Dataset records:
------------
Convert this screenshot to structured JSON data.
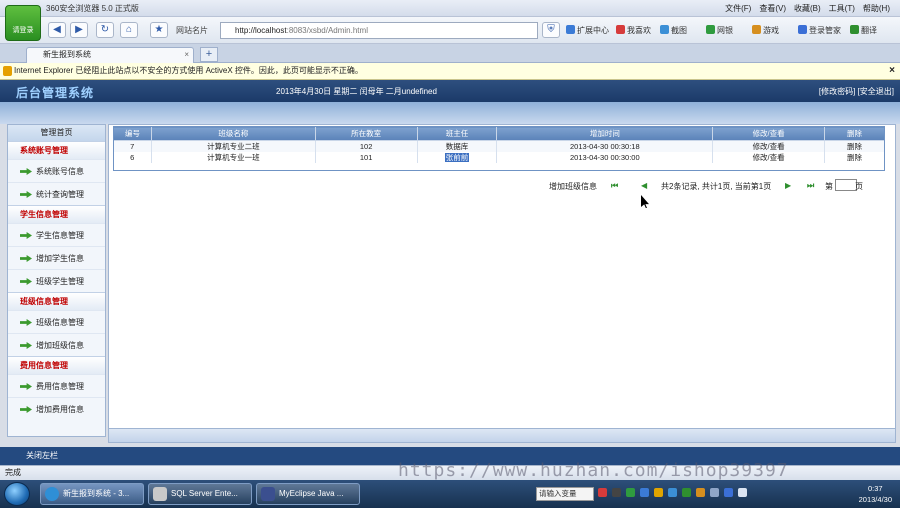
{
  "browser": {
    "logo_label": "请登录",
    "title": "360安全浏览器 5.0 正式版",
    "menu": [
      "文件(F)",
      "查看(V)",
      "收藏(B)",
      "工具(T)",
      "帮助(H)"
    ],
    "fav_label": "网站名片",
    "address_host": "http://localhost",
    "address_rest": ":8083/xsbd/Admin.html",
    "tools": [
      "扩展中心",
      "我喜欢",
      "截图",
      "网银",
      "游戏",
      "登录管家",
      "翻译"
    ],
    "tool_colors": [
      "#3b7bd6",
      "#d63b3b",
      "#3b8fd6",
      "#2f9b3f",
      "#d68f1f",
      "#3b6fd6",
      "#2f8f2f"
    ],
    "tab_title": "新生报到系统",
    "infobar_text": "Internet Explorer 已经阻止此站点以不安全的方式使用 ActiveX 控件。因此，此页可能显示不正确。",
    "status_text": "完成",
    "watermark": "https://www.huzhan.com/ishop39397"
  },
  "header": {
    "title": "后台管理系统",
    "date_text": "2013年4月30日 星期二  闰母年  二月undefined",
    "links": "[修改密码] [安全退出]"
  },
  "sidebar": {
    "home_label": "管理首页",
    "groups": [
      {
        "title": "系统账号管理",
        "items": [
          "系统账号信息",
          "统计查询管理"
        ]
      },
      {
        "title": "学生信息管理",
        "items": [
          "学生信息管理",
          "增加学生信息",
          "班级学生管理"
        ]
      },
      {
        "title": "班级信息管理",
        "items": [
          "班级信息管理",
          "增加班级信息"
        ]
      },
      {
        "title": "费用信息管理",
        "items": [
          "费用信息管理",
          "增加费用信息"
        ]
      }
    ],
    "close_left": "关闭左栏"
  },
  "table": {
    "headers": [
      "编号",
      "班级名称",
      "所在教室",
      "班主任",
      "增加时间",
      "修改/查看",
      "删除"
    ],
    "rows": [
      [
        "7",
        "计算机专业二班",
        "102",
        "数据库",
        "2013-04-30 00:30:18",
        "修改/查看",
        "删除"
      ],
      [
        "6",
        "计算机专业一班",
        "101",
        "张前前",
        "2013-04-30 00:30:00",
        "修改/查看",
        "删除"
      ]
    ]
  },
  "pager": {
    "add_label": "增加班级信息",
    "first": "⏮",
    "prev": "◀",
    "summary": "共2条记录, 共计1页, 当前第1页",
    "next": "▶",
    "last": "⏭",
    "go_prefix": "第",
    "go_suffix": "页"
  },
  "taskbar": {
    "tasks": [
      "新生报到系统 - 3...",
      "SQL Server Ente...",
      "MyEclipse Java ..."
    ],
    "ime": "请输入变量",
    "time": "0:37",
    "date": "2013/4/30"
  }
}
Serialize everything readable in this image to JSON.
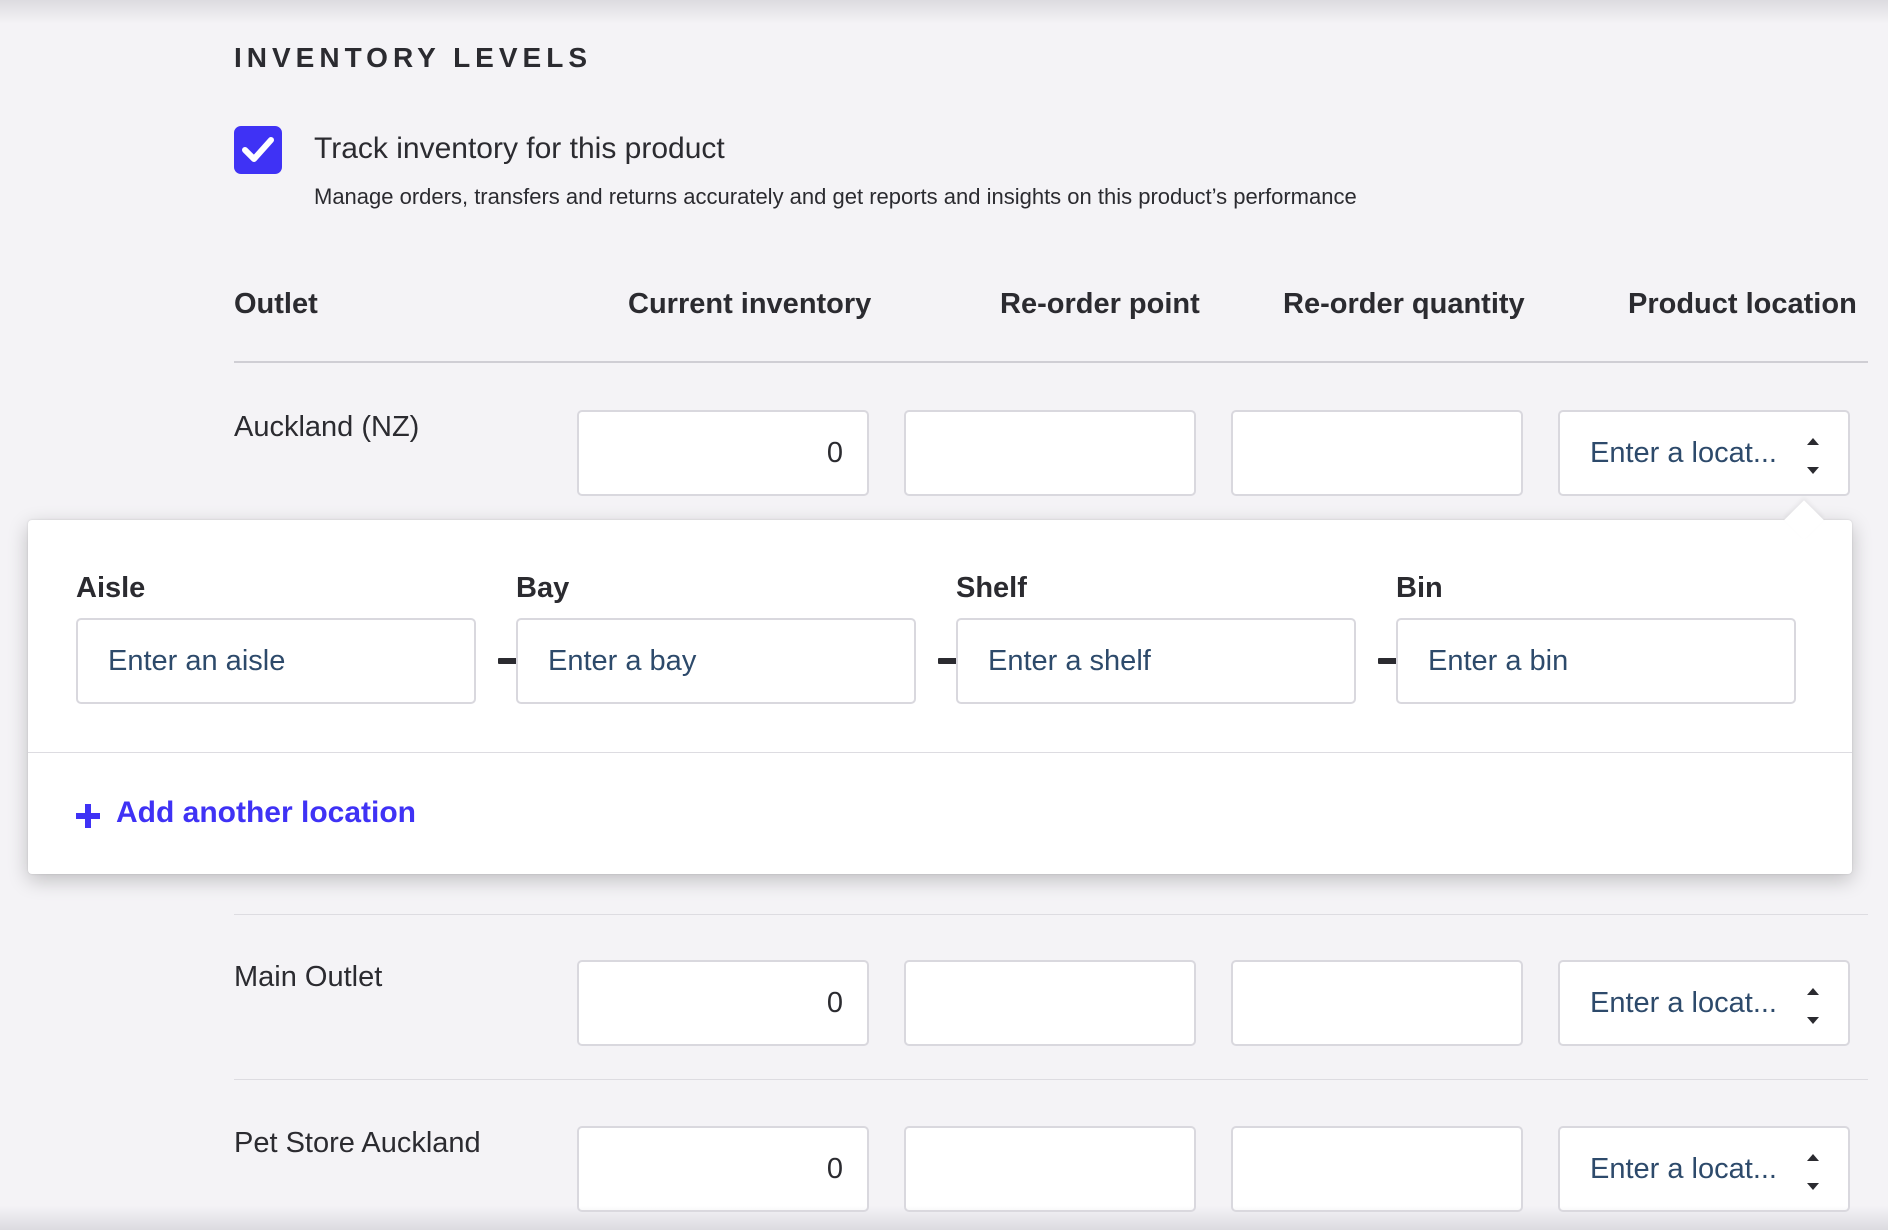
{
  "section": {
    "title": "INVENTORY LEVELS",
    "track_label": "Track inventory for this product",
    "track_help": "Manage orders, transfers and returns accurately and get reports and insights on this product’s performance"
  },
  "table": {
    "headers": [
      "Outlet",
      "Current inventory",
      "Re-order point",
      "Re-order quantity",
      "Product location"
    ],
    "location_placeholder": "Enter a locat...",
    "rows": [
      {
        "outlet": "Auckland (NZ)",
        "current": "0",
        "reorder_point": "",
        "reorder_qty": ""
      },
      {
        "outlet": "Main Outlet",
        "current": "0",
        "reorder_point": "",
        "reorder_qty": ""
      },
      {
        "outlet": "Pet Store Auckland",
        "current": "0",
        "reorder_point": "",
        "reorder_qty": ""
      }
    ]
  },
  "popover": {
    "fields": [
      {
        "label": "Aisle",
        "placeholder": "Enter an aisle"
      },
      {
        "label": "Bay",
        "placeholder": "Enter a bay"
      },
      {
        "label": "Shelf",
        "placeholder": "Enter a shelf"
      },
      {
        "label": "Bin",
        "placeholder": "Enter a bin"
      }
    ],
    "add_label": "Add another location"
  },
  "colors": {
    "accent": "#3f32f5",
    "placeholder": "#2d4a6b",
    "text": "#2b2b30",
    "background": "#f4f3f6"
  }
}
------------
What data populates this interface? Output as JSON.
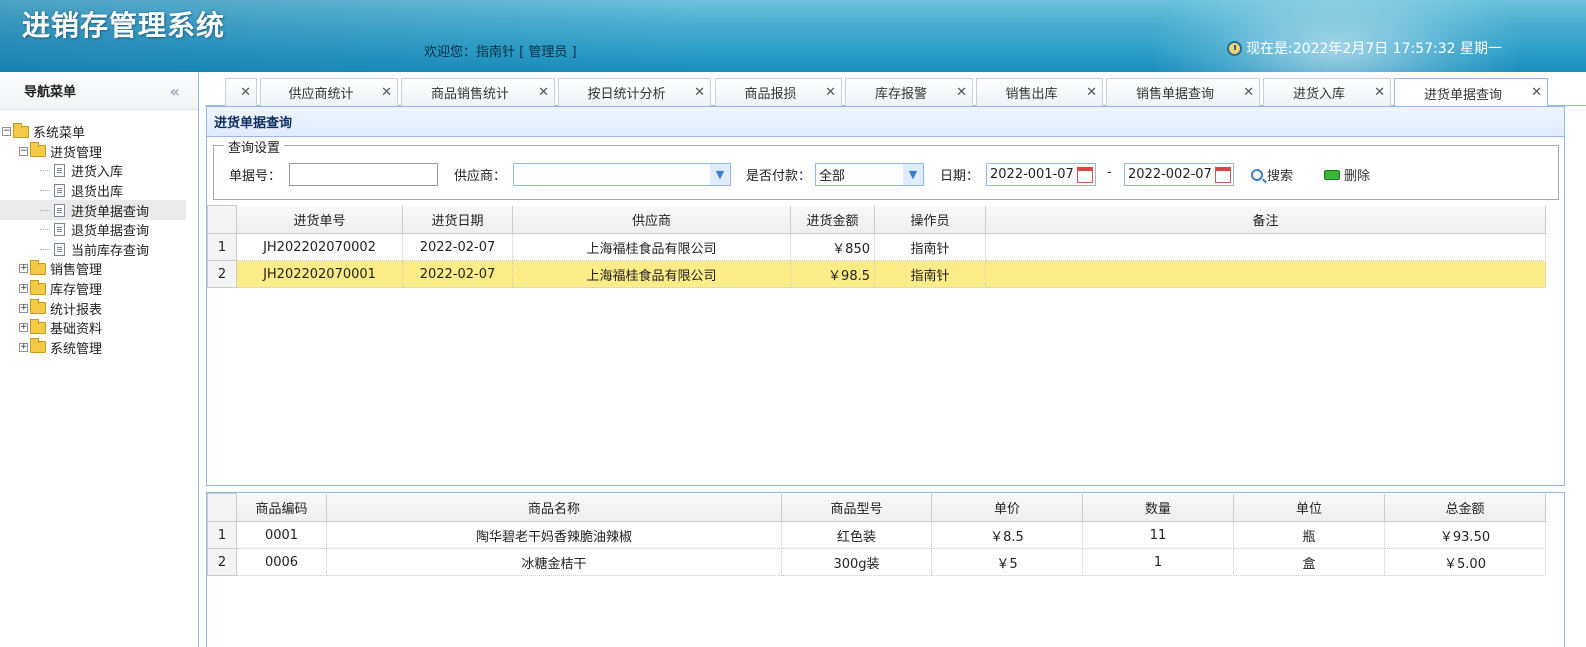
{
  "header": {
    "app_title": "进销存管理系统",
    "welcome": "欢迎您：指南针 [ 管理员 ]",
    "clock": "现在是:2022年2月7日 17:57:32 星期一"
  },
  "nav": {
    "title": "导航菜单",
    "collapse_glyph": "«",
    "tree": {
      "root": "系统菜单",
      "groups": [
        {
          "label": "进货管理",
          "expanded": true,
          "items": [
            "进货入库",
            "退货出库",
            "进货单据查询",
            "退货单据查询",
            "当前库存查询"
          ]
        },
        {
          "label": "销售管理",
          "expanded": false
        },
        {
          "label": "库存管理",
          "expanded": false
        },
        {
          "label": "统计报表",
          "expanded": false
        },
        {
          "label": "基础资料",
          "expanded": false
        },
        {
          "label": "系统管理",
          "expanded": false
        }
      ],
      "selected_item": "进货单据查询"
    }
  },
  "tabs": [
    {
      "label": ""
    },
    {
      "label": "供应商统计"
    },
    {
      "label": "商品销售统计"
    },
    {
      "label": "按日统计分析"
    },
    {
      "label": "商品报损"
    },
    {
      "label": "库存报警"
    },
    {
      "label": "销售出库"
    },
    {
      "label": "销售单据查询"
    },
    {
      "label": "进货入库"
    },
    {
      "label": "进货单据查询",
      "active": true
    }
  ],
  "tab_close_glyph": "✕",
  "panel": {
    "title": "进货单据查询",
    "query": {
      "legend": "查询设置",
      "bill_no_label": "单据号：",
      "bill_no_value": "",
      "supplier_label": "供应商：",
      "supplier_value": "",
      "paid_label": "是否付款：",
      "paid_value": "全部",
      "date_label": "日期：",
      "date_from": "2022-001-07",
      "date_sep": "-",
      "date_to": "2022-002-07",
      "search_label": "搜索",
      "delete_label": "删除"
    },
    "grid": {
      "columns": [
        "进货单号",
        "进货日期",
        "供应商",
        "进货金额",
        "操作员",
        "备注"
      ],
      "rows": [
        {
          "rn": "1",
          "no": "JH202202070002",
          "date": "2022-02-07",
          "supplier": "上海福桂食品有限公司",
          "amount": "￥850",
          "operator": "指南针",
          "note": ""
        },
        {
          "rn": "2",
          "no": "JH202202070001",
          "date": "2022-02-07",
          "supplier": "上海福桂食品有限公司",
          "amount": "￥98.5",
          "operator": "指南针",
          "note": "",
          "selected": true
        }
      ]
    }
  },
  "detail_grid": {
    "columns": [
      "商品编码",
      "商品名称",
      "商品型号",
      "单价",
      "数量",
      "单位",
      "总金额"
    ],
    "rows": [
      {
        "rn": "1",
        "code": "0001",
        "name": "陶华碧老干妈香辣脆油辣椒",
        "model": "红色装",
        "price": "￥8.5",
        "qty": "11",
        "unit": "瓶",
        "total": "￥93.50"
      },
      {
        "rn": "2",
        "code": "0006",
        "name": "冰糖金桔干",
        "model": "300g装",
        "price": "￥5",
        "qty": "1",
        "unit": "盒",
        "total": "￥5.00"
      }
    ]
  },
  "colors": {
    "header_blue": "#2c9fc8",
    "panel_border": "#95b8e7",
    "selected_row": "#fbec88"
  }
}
------------
What is expected:
Extract each line from the entries above that contains the string "Enter".

Task solution:
    "location_placeholder": "Enter a locat...",
        "placeholder": "Enter an aisle"
        "placeholder": "Enter a bay"
        "placeholder": "Enter a shelf"
        "placeholder": "Enter a bin"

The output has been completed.